» What the task requires
How many lines in the records below contain the word "value"? Give only the number.
((
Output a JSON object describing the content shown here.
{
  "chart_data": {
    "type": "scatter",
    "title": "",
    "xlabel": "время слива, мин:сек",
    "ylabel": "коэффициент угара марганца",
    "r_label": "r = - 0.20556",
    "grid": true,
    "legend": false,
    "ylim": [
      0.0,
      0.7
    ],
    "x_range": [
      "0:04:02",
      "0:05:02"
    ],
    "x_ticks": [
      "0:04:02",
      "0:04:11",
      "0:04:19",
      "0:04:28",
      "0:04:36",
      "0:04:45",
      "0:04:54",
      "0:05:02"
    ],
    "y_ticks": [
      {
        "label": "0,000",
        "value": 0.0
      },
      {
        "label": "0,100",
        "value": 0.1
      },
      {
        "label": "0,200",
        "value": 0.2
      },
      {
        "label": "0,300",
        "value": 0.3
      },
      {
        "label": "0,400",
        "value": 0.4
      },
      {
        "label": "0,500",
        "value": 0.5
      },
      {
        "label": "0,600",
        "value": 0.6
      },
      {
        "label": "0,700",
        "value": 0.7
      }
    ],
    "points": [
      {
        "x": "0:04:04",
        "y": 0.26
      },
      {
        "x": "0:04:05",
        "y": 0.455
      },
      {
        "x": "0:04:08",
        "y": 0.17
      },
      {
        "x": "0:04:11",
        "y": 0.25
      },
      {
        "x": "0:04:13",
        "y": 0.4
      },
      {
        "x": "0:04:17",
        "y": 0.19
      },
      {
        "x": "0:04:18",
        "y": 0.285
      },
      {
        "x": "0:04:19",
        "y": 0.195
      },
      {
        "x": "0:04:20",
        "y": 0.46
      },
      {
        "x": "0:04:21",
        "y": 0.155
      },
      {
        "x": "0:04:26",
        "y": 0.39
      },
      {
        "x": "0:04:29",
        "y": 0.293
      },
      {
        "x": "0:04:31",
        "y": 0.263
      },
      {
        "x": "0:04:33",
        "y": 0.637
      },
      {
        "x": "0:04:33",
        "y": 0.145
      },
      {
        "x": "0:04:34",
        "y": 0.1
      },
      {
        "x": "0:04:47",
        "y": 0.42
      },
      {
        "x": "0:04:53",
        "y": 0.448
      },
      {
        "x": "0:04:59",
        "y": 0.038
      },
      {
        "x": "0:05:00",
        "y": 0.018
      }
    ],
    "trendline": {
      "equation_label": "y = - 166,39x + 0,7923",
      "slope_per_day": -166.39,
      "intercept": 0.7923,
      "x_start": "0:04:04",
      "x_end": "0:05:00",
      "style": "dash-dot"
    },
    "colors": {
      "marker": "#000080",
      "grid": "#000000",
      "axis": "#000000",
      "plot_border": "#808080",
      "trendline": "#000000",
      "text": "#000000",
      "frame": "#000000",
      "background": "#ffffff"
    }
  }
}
))
» Solution to the exercise
8